■ Information supplied ■
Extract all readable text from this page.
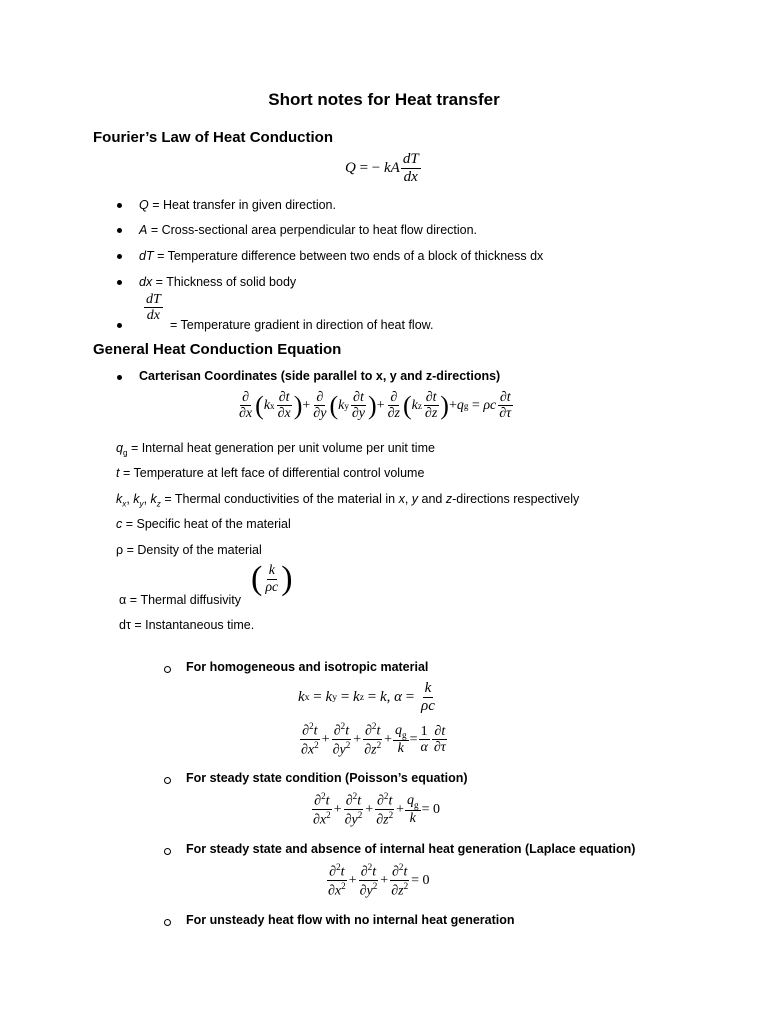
Short notes for Heat transfer
Fourier’s Law of Heat Conduction
Q = − kA $\frac{dT}{dx}$
Q = Heat transfer in given direction.
A = Cross-sectional area perpendicular to heat flow direction.
dT = Temperature difference between two ends of a block of thickness dx
dx = Thickness of solid body
$\frac{dT}{dx}$
= Temperature gradient in direction of heat flow.
General Heat Conduction Equation
Carterisan Coordinates (side parallel to x, y and z-directions)
$\frac{\partial}{\partial x}$ ( k x $\frac{\partial t}{\partial x}$ ) + $\frac{\partial}{\partial y}$ ( k y $\frac{\partial t}{\partial y}$ ) + $\frac{\partial}{\partial z}$ ( k z $\frac{\partial t}{\partial z}$ ) + q g = ρc $\frac{\partial t}{\partial\tau}$
$q_g$ = Internal heat generation per unit volume per unit time
t = Temperature at left face of differential control volume
$k_x$, $k_y$, $k_z$ = Thermal conductivities of the material in x, y and z-directions respectively
c = Specific heat of the material
ρ = Density of the material
α = Thermal diffusivity
( $\frac{k}{\rho c}$ )
dτ = Instantaneous time.
For homogeneous and isotropic material
k x = k y = k z = k , $\alpha = \frac{k}{\rho c}$
$\frac{\partial^2t}{\partial x^2} + \frac{\partial^2t}{\partial y^2} + \frac{\partial^2t}{\partial z^2} + \frac{q_g}{k} = \frac{1}{\alpha} \frac{\partial t}{\partial\tau}$
For steady state condition (Poisson’s equation)
$\frac{\partial^2t}{\partial x^2} + \frac{\partial^2t}{\partial y^2} + \frac{\partial^2t}{\partial z^2} + \frac{q_g}{k} = 0$
For steady state and absence of internal heat generation (Laplace equation)
$\frac{\partial^2t}{\partial x^2} + \frac{\partial^2t}{\partial y^2} + \frac{\partial^2t}{\partial z^2} = 0$
For unsteady heat flow with no internal heat generation
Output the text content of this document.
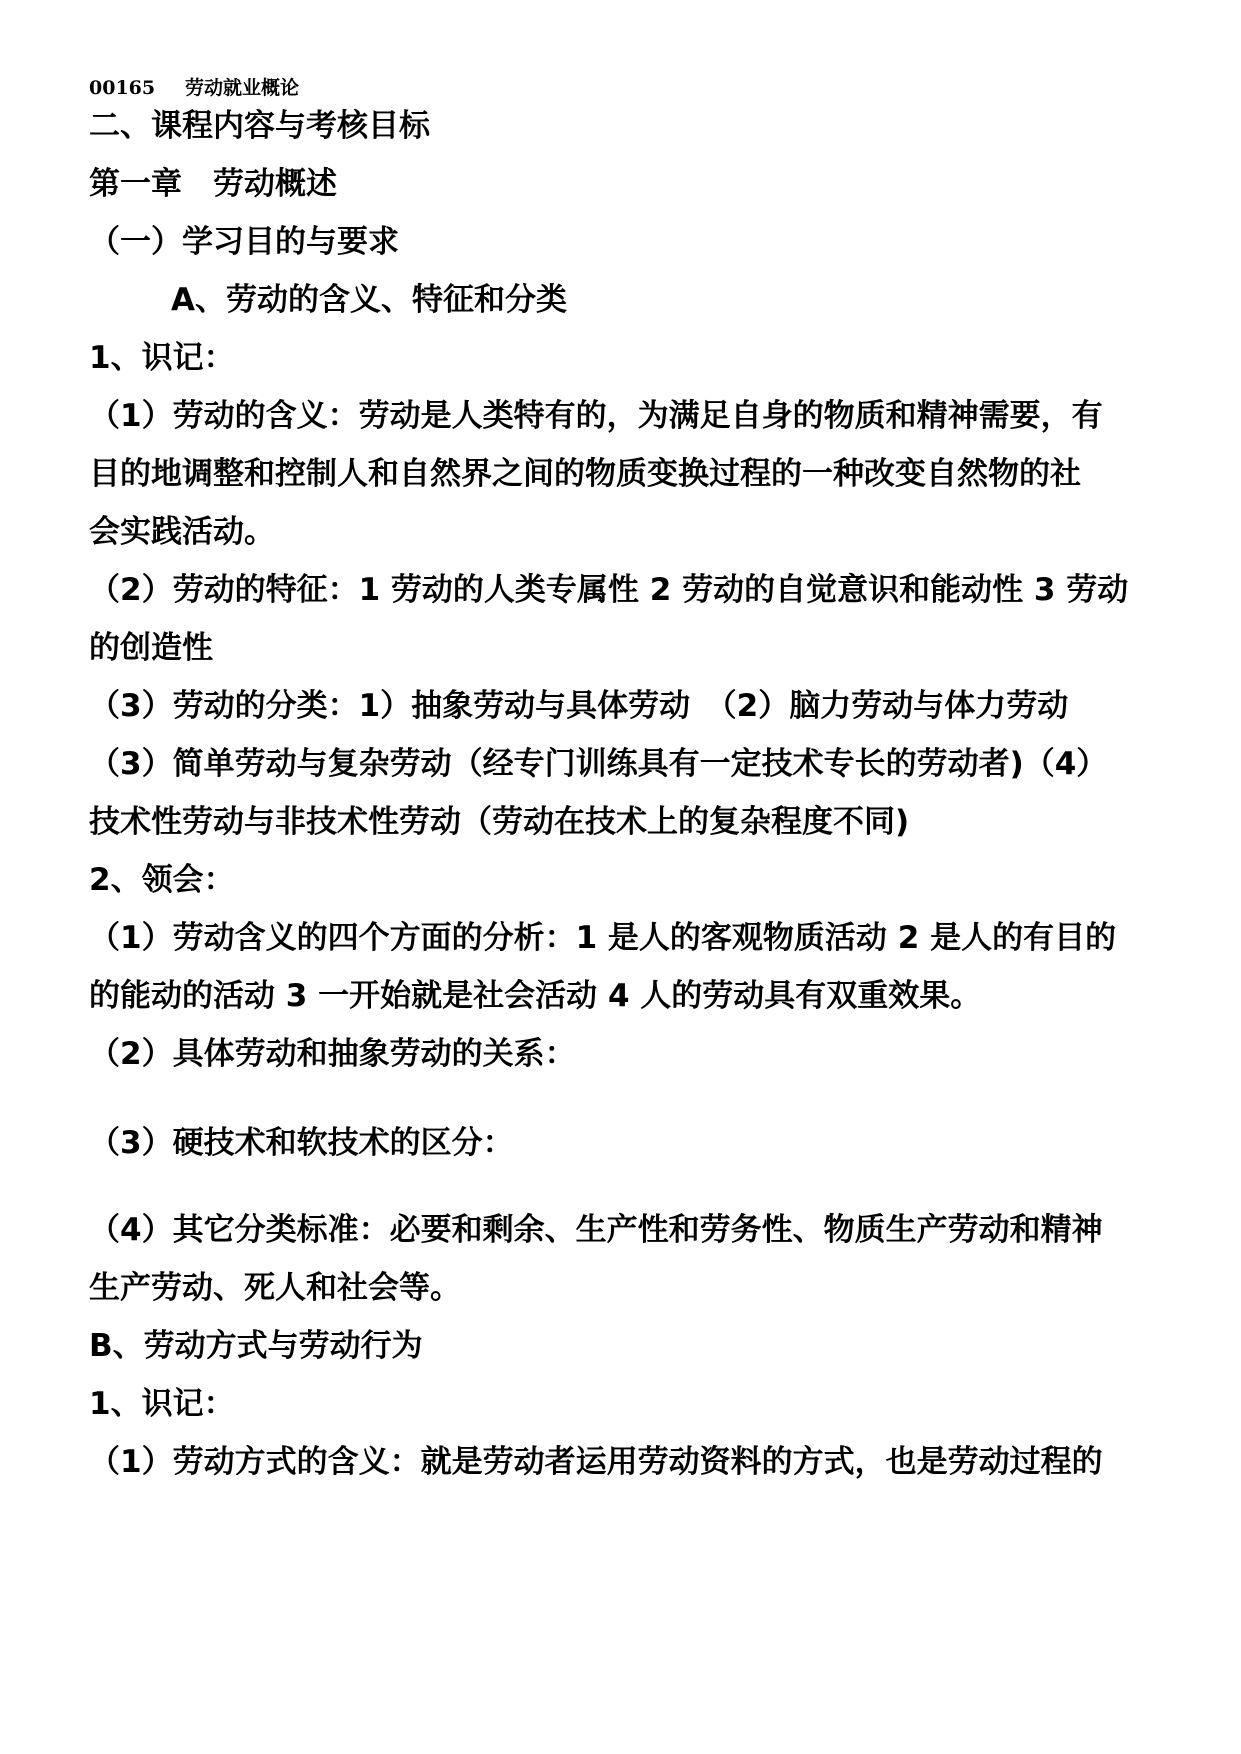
00165 劳动就业概论
二、课程内容与考核目标
第一章　劳动概述
（一）学习目的与要求
A、劳动的含义、特征和分类
1、识记：
（1）劳动的含义：劳动是人类特有的，为满足自身的物质和精神需要，有
目的地调整和控制人和自然界之间的物质变换过程的一种改变自然物的社
会实践活动。
（2）劳动的特征：1 劳动的人类专属性 2 劳动的自觉意识和能动性 3 劳动
的创造性
（3）劳动的分类：1）抽象劳动与具体劳动　（2）脑力劳动与体力劳动
（3）简单劳动与复杂劳动（经专门训练具有一定技术专长的劳动者)（4）
技术性劳动与非技术性劳动（劳动在技术上的复杂程度不同)
2、领会：
（1）劳动含义的四个方面的分析：1 是人的客观物质活动 2 是人的有目的
的能动的活动 3 一开始就是社会活动 4 人的劳动具有双重效果。
（2）具体劳动和抽象劳动的关系：
（3）硬技术和软技术的区分：
（4）其它分类标准：必要和剩余、生产性和劳务性、物质生产劳动和精神
生产劳动、死人和社会等。
B、劳动方式与劳动行为
1、识记：
（1）劳动方式的含义：就是劳动者运用劳动资料的方式，也是劳动过程的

■ Exercise directions ■
Transcribe all entries above exactly. Drop the pictures.

■ Exercise result ■
Extract all readable text from this page.
Short notes for Heat transfer
Fourier’s Law of Heat Conduction
Q = − kA $\frac{dT}{dx}$
Q = Heat transfer in given direction.
A = Cross-sectional area perpendicular to heat flow direction.
dT = Temperature difference between two ends of a block of thickness dx
dx = Thickness of solid body
$\frac{dT}{dx}$
= Temperature gradient in direction of heat flow.
General Heat Conduction Equation
Carterisan Coordinates (side parallel to x, y and z-directions)
$\frac{\partial}{\partial x}$ ( k x $\frac{\partial t}{\partial x}$ ) + $\frac{\partial}{\partial y}$ ( k y $\frac{\partial t}{\partial y}$ ) + $\frac{\partial}{\partial z}$ ( k z $\frac{\partial t}{\partial z}$ ) + q g = ρc $\frac{\partial t}{\partial\tau}$
$q_g$ = Internal heat generation per unit volume per unit time
t = Temperature at left face of differential control volume
$k_x$, $k_y$, $k_z$ = Thermal conductivities of the material in x, y and z-directions respectively
c = Specific heat of the material
ρ = Density of the material
α = Thermal diffusivity
( $\frac{k}{\rho c}$ )
dτ = Instantaneous time.
For homogeneous and isotropic material
k x = k y = k z = k , $\alpha = \frac{k}{\rho c}$
$\frac{\partial^2t}{\partial x^2} + \frac{\partial^2t}{\partial y^2} + \frac{\partial^2t}{\partial z^2} + \frac{q_g}{k} = \frac{1}{\alpha} \frac{\partial t}{\partial\tau}$
For steady state condition (Poisson’s equation)
$\frac{\partial^2t}{\partial x^2} + \frac{\partial^2t}{\partial y^2} + \frac{\partial^2t}{\partial z^2} + \frac{q_g}{k} = 0$
For steady state and absence of internal heat generation (Laplace equation)
$\frac{\partial^2t}{\partial x^2} + \frac{\partial^2t}{\partial y^2} + \frac{\partial^2t}{\partial z^2} = 0$
For unsteady heat flow with no internal heat generation
Output the text content of this document.
00165 劳动就业概论
二、课程内容与考核目标
第一章　劳动概述
（一）学习目的与要求
A、劳动的含义、特征和分类
1、识记：
（1）劳动的含义：劳动是人类特有的，为满足自身的物质和精神需要，有
目的地调整和控制人和自然界之间的物质变换过程的一种改变自然物的社
会实践活动。
（2）劳动的特征：1 劳动的人类专属性 2 劳动的自觉意识和能动性 3 劳动
的创造性
（3）劳动的分类：1）抽象劳动与具体劳动　（2）脑力劳动与体力劳动
（3）简单劳动与复杂劳动（经专门训练具有一定技术专长的劳动者)（4）
技术性劳动与非技术性劳动（劳动在技术上的复杂程度不同)
2、领会：
（1）劳动含义的四个方面的分析：1 是人的客观物质活动 2 是人的有目的
的能动的活动 3 一开始就是社会活动 4 人的劳动具有双重效果。
（2）具体劳动和抽象劳动的关系：
（3）硬技术和软技术的区分：
（4）其它分类标准：必要和剩余、生产性和劳务性、物质生产劳动和精神
生产劳动、死人和社会等。
B、劳动方式与劳动行为
1、识记：
（1）劳动方式的含义：就是劳动者运用劳动资料的方式，也是劳动过程的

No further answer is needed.